Goal: Go through the material below and copy all lines with "nStress".

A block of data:

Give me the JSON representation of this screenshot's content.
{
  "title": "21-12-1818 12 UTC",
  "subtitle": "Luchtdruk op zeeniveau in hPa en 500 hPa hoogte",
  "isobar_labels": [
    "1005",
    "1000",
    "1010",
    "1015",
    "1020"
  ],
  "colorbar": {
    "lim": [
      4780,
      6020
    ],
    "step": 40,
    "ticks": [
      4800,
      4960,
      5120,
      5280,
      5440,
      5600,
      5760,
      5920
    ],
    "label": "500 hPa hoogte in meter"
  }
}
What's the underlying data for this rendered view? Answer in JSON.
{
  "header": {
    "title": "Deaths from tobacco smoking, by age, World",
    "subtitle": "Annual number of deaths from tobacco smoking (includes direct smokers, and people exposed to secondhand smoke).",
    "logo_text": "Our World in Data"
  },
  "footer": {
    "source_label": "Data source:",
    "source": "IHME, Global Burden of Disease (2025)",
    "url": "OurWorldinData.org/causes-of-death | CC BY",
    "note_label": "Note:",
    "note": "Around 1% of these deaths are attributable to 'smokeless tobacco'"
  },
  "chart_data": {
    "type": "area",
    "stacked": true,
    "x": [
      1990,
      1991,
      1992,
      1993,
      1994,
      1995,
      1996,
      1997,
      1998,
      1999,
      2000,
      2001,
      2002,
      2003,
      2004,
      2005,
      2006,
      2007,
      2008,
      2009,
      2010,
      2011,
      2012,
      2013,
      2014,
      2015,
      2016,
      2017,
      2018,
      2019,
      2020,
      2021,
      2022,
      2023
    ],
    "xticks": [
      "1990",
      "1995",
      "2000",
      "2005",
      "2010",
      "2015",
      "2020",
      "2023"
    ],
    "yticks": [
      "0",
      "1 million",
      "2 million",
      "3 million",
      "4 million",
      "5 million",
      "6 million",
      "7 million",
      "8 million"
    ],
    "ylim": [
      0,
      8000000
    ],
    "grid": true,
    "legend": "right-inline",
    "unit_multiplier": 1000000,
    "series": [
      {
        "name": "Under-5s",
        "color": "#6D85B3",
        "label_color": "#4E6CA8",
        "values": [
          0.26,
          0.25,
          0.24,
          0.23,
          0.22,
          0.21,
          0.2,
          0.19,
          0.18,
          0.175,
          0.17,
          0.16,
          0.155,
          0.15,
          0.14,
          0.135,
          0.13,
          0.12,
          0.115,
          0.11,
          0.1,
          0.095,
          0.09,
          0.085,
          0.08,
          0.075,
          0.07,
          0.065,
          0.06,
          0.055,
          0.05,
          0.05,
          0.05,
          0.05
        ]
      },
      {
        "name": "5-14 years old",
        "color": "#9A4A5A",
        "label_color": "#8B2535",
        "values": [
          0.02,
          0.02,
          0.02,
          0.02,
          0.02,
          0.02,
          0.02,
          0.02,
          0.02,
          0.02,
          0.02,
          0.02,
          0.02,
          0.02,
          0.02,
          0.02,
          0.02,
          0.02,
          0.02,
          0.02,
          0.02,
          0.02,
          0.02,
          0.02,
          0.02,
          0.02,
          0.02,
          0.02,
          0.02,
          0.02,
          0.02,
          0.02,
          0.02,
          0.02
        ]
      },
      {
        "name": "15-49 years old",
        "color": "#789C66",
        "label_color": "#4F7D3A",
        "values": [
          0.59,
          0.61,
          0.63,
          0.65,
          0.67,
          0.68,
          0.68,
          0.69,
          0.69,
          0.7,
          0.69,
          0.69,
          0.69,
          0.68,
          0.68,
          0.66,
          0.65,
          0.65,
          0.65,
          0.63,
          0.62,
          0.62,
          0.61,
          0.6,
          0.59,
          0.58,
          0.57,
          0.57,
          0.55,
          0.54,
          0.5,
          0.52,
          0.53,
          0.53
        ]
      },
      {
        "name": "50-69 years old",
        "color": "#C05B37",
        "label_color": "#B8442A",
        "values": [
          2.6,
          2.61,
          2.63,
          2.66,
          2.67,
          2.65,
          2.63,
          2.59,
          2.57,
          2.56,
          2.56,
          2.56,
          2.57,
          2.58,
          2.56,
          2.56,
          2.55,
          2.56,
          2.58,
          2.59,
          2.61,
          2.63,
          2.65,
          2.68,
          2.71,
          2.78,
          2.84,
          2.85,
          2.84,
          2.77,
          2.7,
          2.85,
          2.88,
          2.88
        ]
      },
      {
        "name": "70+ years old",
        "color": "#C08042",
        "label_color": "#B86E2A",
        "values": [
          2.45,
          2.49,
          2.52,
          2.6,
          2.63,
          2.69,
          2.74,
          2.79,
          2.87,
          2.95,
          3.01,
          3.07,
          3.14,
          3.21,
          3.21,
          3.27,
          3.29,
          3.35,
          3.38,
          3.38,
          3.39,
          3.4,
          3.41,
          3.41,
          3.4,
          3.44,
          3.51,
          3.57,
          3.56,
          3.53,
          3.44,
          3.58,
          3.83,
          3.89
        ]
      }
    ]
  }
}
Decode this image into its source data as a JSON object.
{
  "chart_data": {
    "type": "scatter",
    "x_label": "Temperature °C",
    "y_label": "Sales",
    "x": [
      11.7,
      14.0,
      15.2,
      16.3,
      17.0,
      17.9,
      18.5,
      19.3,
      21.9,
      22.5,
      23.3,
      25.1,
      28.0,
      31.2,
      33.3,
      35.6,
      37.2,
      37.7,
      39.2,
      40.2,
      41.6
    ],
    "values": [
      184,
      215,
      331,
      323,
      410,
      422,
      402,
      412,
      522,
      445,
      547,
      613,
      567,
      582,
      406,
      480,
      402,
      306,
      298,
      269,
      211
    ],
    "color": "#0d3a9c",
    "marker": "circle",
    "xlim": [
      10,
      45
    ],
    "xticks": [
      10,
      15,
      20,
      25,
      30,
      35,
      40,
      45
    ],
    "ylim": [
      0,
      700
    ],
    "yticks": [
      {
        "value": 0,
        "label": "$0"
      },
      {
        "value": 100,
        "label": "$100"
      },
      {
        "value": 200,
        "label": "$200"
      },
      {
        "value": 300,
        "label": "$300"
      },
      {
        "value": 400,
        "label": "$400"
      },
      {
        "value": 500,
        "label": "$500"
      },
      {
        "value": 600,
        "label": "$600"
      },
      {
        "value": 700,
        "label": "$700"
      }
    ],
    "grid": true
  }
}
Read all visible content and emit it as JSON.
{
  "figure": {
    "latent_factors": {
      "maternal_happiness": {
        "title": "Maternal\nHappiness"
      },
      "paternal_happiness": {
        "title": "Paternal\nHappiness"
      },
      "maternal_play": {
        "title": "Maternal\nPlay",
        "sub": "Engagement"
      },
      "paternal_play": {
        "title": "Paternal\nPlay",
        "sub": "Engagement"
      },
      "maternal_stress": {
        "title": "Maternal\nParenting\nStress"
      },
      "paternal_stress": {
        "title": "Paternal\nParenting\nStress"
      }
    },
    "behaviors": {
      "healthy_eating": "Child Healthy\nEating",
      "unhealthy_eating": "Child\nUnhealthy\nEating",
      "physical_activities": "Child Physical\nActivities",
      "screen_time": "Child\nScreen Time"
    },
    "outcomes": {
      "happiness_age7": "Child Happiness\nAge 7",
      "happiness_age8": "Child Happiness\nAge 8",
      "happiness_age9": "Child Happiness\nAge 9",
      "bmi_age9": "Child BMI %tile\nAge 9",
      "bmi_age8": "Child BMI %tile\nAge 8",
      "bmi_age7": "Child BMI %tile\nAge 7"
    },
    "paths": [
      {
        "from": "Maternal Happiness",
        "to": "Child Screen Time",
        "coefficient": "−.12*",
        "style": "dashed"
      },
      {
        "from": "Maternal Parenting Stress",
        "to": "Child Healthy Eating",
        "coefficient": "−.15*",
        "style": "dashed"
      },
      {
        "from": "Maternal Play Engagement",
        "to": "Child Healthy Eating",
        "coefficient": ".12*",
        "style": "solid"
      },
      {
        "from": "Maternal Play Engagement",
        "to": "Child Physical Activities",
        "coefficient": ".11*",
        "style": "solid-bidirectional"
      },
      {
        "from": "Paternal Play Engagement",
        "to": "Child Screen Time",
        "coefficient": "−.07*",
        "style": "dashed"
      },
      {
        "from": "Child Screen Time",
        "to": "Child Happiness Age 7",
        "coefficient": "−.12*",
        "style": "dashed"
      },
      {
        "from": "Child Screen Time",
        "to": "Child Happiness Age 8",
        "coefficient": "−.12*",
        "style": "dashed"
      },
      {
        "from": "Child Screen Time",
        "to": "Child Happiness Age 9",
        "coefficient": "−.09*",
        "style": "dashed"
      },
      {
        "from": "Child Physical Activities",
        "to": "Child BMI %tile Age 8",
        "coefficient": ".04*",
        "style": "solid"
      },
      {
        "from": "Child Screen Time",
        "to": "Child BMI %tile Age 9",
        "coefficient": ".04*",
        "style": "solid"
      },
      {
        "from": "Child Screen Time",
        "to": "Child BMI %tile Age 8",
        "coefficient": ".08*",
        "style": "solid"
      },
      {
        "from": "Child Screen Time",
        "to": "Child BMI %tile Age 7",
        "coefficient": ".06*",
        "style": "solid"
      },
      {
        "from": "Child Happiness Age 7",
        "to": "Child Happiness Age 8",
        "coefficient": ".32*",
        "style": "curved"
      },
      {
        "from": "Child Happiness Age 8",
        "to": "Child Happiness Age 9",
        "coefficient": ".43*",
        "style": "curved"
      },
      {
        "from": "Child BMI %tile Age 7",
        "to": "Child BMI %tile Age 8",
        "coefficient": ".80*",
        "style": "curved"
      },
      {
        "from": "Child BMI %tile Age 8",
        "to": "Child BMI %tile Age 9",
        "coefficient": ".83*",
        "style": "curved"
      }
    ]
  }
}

Response for this exercise:
        "title": "Maternal\nParenting\nStress"
        "title": "Paternal\nParenting\nStress"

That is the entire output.